■ Your instructions
Compile every line that includes the word "śmierć".

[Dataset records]
__________________________________________________

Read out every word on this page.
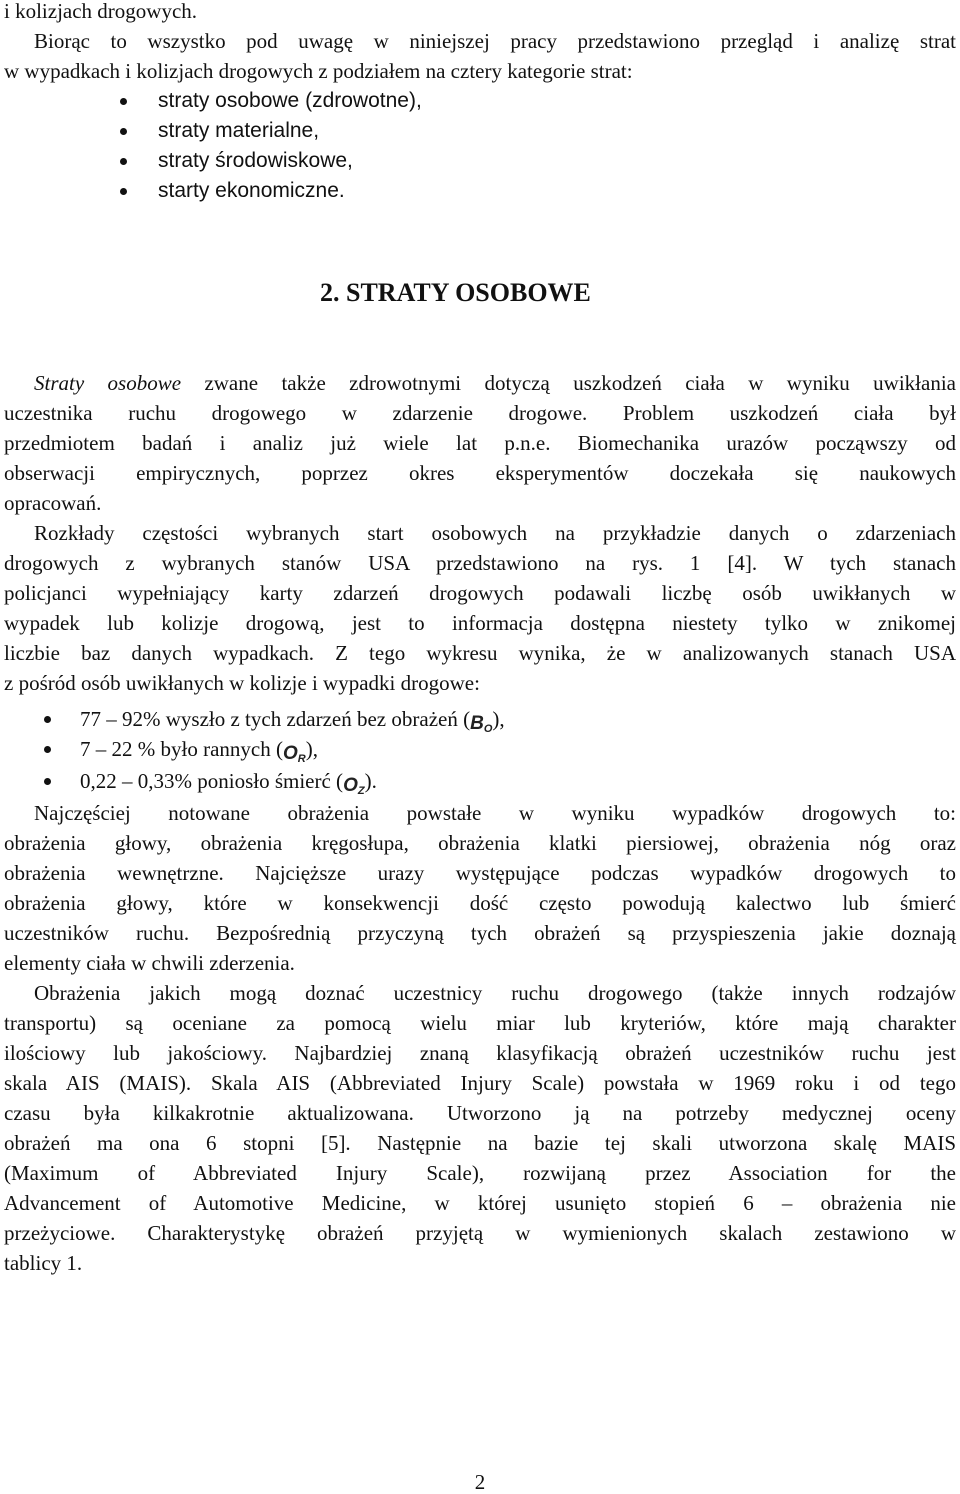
i kolizjach drogowych.
Biorąc to wszystko pod uwagę w niniejszej pracy przedstawiono przegląd i analizę strat
w wypadkach i kolizjach drogowych z podziałem na cztery kategorie strat:
straty osobowe (zdrowotne),
straty materialne,
straty środowiskowe,
starty ekonomiczne.
2. STRATY OSOBOWE
Straty osobowe zwane także zdrowotnymi dotyczą uszkodzeń ciała w wyniku uwikłania
uczestnika ruchu drogowego w zdarzenie drogowe. Problem uszkodzeń ciała był
przedmiotem badań i analiz już wiele lat p.n.e. Biomechanika urazów począwszy od
obserwacji empirycznych, poprzez okres eksperymentów doczekała się naukowych
opracowań.
Rozkłady częstości wybranych start osobowych na przykładzie danych o zdarzeniach
drogowych z wybranych stanów USA przedstawiono na rys. 1 [4]. W tych stanach
policjanci wypełniający karty zdarzeń drogowych podawali liczbę osób uwikłanych w
wypadek lub kolizje drogową, jest to informacja dostępna niestety tylko w znikomej
liczbie baz danych wypadkach. Z tego wykresu wynika, że w analizowanych stanach USA
z pośród osób uwikłanych w kolizje i wypadki drogowe:
77 – 92% wyszło z tych zdarzeń bez obrażeń $(B_O)$,
7 – 22 % było rannych $(O_R)$,
0,22 – 0,33% poniosło śmierć $(O_Z)$.
Najczęściej notowane obrażenia powstałe w wyniku wypadków drogowych to:
obrażenia głowy, obrażenia kręgosłupa, obrażenia klatki piersiowej, obrażenia nóg oraz
obrażenia wewnętrzne. Najcięższe urazy występujące podczas wypadków drogowych to
obrażenia głowy, które w konsekwencji dość często powodują kalectwo lub śmierć
uczestników ruchu. Bezpośrednią przyczyną tych obrażeń są przyspieszenia jakie doznają
elementy ciała w chwili zderzenia.
Obrażenia jakich mogą doznać uczestnicy ruchu drogowego (także innych rodzajów
transportu) są oceniane za pomocą wielu miar lub kryteriów, które mają charakter
ilościowy lub jakościowy. Najbardziej znaną klasyfikacją obrażeń uczestników ruchu jest
skala AIS (MAIS). Skala AIS (Abbreviated Injury Scale) powstała w 1969 roku i od tego
czasu była kilkakrotnie aktualizowana. Utworzono ją na potrzeby medycznej oceny
obrażeń ma ona 6 stopni [5]. Następnie na bazie tej skali utworzona skalę MAIS
(Maximum of Abbreviated Injury Scale), rozwijaną przez Association for the
Advancement of Automotive Medicine, w której usunięto stopień 6 – obrażenia nie
przeżyciowe. Charakterystykę obrażeń przyjętą w wymienionych skalach zestawiono w
tablicy 1.
2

__________________________________________________

■ Solution to this task
0,22 – 0,33% poniosło śmierć $(O_Z)$.
obrażenia głowy, które w konsekwencji dość często powodują kalectwo lub śmierć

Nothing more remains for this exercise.